Collected data entries:
▬▬▬
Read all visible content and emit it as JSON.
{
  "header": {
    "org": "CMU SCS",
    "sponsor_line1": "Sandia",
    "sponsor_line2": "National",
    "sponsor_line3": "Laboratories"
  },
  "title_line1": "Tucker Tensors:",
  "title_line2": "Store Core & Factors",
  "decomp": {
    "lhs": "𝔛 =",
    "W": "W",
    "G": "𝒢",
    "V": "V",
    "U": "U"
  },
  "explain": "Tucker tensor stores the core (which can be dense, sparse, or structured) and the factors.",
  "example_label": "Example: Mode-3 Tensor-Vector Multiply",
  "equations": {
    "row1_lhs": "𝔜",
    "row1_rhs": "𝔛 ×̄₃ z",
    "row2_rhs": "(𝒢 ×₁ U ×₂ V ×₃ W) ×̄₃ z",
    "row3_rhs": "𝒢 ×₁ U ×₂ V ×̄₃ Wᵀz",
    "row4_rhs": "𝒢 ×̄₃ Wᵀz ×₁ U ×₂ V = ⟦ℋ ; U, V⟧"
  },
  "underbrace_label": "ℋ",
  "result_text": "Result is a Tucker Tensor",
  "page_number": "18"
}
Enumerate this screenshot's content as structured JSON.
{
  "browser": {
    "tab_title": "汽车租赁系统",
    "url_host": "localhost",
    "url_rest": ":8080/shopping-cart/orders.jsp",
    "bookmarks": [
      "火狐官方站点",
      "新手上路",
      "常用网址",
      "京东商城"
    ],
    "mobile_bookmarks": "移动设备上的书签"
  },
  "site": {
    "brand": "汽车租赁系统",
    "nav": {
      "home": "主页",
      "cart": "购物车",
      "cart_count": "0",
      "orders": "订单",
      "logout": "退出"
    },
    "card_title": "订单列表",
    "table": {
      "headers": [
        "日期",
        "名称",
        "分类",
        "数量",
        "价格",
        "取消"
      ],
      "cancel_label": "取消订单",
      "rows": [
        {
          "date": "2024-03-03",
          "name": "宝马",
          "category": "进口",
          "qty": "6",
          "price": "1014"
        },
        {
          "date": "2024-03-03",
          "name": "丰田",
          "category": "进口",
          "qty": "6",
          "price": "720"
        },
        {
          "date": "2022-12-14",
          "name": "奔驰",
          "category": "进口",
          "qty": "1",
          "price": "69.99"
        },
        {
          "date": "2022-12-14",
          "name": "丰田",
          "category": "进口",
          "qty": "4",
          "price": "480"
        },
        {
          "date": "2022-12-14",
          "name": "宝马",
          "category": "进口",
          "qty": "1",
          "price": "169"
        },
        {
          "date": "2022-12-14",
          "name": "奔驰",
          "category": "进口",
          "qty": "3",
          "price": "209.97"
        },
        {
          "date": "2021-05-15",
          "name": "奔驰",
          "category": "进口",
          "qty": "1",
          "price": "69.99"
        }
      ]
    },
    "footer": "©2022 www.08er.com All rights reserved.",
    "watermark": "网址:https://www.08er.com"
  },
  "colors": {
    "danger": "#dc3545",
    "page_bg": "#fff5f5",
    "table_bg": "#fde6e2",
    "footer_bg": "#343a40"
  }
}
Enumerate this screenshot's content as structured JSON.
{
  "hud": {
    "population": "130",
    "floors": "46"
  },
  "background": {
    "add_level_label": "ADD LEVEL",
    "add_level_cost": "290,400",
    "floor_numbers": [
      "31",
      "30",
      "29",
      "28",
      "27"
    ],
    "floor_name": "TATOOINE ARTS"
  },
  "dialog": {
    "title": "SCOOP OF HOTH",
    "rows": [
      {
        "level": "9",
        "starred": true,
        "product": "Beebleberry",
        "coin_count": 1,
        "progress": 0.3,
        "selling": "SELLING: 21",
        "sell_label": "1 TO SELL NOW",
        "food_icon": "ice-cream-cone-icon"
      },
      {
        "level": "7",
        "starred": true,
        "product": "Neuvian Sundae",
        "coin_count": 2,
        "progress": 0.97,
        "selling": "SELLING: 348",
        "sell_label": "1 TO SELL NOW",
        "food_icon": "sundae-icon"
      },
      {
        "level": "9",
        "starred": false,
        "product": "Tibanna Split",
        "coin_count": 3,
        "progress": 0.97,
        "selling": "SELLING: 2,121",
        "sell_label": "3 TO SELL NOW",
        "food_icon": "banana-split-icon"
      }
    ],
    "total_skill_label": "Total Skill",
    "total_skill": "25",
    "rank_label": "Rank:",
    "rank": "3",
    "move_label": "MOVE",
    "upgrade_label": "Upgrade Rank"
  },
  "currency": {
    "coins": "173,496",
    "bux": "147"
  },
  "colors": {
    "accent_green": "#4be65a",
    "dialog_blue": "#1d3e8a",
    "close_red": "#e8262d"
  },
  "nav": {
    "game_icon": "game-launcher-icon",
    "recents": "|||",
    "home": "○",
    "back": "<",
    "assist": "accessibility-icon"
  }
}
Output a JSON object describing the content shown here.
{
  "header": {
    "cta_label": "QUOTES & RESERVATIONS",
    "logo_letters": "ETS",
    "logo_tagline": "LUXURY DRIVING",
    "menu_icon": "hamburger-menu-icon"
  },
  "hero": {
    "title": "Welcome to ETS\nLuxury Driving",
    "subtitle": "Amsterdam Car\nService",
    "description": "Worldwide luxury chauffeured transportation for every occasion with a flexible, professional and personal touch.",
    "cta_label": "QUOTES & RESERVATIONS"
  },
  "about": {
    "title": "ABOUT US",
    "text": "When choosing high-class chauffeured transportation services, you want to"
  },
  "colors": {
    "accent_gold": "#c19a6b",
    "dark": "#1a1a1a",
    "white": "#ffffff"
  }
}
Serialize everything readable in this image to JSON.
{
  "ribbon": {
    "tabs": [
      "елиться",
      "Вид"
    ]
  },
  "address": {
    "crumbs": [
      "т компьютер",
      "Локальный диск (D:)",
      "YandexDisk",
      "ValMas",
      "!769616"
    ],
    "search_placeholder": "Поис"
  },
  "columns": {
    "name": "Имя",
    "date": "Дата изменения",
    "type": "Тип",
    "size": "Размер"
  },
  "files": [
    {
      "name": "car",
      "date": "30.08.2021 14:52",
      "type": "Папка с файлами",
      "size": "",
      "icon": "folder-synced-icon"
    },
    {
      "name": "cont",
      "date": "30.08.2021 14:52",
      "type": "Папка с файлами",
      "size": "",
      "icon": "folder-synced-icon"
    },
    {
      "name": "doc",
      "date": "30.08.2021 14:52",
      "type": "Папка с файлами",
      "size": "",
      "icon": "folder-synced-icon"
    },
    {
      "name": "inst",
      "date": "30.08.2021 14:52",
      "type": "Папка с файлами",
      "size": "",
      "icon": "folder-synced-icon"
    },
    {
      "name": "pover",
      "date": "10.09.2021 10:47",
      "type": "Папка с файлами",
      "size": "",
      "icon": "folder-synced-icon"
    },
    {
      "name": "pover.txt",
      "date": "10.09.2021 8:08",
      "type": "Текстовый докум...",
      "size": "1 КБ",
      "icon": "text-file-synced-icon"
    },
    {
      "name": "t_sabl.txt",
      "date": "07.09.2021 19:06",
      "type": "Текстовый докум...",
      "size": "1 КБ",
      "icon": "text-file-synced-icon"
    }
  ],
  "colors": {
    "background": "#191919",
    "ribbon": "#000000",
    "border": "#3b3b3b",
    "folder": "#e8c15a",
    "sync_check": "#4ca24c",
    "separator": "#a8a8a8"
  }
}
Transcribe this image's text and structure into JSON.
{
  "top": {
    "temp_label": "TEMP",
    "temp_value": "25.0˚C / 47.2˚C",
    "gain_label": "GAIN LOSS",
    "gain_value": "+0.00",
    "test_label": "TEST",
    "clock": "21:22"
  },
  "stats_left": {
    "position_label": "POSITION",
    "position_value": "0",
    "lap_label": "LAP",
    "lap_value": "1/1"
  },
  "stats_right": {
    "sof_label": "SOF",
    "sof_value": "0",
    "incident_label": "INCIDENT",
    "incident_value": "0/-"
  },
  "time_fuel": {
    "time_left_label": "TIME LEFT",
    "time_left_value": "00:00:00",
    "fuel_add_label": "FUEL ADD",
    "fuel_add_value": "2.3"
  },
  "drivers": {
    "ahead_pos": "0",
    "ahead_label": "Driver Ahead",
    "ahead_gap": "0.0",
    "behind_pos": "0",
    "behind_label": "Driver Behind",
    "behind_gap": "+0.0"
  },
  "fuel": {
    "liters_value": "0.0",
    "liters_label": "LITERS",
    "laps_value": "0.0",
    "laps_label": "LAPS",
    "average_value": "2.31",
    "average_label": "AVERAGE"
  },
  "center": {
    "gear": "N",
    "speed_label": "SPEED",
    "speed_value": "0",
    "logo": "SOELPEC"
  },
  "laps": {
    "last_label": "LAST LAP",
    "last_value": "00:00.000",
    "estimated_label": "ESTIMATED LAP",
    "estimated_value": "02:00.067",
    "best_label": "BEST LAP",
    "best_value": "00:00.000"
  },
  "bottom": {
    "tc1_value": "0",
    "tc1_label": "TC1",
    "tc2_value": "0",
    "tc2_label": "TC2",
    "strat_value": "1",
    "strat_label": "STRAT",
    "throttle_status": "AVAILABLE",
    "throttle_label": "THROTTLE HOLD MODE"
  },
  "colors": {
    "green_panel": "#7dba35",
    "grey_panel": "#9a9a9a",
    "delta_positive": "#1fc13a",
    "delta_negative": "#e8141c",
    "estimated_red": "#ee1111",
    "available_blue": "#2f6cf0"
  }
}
▬▬▬
Written problem
Copy out every line of the listing that contains the string "product".

Result of the task
        "product": "Beebleberry",
        "product": "Neuvian Sundae",
        "product": "Tibanna Split",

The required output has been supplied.